Extracted records
>>

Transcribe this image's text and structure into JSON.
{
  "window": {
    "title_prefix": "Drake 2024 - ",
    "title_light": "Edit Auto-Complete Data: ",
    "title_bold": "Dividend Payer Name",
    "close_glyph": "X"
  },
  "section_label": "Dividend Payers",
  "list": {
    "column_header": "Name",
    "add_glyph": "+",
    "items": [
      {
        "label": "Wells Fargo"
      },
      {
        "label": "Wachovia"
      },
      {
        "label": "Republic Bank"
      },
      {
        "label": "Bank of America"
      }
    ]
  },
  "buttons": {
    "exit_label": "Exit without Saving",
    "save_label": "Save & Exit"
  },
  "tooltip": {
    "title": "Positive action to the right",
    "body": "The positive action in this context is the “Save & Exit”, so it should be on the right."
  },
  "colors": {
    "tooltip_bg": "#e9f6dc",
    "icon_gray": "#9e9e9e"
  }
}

<<

:: TASK PROMPT ::
Write out all of the records above exactly as they appear.

:: CORRECT RESPONSE ::
Transcribe this image's text and structure into JSON.
{
  "window": {
    "title_prefix": "Drake 2024 - ",
    "title_light": "Edit Auto-Complete Data: ",
    "title_bold": "Dividend Payer Name",
    "close_glyph": "X"
  },
  "section_label": "Dividend Payers",
  "list": {
    "column_header": "Name",
    "add_glyph": "+",
    "items": [
      {
        "label": "Wells Fargo"
      },
      {
        "label": "Wachovia"
      },
      {
        "label": "Republic Bank"
      },
      {
        "label": "Bank of America"
      }
    ]
  },
  "buttons": {
    "exit_label": "Exit without Saving",
    "save_label": "Save & Exit"
  },
  "tooltip": {
    "title": "Positive action to the right",
    "body": "The positive action in this context is the “Save & Exit”, so it should be on the right."
  },
  "colors": {
    "tooltip_bg": "#e9f6dc",
    "icon_gray": "#9e9e9e"
  }
}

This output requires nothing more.